[Collected data]

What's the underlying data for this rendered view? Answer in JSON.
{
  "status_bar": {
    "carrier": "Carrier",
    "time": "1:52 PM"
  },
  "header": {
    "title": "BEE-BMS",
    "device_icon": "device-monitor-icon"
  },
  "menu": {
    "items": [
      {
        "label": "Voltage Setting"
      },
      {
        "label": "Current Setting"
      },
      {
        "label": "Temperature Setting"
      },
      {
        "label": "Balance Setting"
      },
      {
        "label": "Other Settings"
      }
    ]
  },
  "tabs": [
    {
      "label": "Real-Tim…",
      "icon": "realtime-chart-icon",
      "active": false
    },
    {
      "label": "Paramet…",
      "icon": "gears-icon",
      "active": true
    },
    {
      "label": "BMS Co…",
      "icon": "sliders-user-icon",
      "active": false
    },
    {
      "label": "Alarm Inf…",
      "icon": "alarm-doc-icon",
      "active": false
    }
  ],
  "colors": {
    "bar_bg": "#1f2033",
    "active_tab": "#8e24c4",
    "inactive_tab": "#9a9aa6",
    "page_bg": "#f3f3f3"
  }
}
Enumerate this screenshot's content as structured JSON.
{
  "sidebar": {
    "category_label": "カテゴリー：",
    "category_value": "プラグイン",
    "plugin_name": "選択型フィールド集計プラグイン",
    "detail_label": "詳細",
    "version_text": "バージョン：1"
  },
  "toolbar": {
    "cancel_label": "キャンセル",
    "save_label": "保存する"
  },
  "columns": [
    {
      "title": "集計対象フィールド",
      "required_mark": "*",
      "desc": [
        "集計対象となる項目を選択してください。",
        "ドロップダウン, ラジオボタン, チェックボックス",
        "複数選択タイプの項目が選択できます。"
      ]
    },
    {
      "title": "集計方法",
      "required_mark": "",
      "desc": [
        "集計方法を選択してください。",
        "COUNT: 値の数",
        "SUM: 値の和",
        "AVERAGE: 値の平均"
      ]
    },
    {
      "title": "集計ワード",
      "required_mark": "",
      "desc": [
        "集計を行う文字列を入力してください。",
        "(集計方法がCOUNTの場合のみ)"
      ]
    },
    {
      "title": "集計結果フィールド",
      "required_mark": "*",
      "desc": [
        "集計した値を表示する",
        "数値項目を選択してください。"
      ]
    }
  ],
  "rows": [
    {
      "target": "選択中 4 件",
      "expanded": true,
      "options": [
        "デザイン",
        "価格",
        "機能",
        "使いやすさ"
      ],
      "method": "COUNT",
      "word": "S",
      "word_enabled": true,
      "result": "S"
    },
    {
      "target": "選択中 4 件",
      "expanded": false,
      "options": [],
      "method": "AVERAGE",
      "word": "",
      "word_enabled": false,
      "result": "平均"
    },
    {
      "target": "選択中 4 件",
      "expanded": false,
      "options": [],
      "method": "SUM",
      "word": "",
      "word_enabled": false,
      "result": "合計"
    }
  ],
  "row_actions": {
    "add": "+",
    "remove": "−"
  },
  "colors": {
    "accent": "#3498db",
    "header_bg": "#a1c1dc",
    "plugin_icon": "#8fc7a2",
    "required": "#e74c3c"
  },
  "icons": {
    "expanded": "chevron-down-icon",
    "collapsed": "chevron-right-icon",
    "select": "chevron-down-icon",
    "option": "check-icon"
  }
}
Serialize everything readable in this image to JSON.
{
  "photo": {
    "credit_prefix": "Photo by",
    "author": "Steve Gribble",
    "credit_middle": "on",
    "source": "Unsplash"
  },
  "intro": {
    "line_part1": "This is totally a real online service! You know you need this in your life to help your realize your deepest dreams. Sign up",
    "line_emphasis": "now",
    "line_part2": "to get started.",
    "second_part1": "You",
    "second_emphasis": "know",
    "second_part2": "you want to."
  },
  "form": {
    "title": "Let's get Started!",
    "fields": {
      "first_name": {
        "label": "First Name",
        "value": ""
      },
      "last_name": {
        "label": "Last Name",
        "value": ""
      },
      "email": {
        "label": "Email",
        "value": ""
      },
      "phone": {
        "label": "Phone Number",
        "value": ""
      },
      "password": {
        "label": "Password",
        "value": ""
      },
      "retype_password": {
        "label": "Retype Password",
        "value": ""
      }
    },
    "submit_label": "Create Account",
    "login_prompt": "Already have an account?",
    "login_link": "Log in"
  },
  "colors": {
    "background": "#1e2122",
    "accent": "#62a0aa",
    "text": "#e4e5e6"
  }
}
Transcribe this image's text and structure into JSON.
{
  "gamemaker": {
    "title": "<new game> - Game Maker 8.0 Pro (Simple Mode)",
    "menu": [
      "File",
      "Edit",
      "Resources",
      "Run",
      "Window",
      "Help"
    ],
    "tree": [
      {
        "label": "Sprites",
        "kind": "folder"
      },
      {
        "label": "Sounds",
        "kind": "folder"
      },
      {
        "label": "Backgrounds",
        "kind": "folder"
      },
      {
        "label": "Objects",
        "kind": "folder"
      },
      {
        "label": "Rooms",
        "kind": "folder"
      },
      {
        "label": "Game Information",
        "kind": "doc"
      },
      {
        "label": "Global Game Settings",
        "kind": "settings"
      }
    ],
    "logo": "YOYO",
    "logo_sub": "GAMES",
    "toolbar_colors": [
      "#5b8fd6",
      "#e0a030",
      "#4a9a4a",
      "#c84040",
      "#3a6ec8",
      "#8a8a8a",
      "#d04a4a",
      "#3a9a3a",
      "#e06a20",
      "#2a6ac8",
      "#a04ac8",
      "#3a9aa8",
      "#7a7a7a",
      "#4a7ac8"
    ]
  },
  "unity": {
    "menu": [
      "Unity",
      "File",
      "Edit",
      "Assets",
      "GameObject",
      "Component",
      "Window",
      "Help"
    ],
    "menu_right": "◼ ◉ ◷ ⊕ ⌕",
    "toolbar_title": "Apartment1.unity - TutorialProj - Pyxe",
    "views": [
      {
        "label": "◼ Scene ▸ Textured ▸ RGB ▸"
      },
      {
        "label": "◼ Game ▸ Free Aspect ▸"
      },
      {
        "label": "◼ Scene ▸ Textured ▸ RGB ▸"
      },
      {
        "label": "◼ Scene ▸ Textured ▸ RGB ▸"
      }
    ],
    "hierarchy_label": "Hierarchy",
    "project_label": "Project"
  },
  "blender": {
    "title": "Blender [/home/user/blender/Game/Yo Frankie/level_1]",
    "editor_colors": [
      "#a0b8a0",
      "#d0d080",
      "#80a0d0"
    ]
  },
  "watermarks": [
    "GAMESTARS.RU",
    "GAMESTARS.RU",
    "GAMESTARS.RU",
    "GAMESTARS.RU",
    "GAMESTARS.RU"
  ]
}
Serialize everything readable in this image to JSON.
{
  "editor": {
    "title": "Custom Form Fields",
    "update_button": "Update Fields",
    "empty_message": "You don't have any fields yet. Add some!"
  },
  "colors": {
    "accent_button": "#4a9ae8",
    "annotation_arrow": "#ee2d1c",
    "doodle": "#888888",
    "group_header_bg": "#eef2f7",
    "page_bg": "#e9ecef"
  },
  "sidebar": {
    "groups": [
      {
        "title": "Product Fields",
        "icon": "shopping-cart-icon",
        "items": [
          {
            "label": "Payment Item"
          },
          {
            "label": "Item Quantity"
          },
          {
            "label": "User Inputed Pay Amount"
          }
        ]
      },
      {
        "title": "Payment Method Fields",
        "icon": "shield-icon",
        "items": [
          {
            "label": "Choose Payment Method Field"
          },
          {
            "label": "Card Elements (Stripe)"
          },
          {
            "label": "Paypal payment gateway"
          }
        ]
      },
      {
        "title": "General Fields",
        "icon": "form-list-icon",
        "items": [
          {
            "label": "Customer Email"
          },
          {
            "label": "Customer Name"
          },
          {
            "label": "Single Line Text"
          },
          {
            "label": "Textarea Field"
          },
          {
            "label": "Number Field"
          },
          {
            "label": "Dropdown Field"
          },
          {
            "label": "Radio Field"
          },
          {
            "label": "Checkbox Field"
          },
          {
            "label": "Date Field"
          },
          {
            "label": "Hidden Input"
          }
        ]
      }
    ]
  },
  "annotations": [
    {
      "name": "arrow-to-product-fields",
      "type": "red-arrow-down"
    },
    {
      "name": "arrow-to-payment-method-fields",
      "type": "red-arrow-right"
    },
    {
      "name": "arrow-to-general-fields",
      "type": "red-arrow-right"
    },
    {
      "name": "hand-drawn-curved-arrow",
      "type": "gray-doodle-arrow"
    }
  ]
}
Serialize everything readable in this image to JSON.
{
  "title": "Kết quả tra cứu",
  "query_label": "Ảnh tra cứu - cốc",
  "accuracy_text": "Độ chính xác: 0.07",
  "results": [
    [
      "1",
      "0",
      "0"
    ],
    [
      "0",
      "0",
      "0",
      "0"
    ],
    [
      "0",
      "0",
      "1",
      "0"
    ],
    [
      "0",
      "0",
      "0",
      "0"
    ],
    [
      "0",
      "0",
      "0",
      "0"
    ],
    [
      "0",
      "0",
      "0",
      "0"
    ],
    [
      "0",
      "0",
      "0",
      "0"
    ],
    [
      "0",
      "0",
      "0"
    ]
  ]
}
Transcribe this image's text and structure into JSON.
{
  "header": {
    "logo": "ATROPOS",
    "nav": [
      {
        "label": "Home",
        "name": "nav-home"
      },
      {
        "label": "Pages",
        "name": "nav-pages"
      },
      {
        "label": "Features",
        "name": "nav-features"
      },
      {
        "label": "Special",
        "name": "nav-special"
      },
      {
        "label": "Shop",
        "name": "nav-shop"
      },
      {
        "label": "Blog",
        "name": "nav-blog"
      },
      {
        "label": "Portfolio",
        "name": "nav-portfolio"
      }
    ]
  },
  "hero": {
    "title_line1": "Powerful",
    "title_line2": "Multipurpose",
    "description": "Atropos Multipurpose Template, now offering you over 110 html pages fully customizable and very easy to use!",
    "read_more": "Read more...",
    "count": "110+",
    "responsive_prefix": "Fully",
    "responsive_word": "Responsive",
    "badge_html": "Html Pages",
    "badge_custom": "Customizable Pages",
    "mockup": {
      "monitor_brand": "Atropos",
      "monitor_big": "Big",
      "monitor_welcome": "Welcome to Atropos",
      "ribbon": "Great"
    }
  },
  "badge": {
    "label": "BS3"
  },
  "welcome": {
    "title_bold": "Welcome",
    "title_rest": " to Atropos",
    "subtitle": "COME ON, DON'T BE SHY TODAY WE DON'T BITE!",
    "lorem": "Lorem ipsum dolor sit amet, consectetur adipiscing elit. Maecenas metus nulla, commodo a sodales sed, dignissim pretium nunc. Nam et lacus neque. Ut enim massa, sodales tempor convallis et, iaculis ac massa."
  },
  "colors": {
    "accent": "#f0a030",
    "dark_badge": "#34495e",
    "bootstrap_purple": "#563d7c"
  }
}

Problem to work on —
Each line holding "blender" must be found and copied.

Exercise solution —
  "blender": {
    "title": "Blender [/home/user/blender/Game/Yo Frankie/level_1]",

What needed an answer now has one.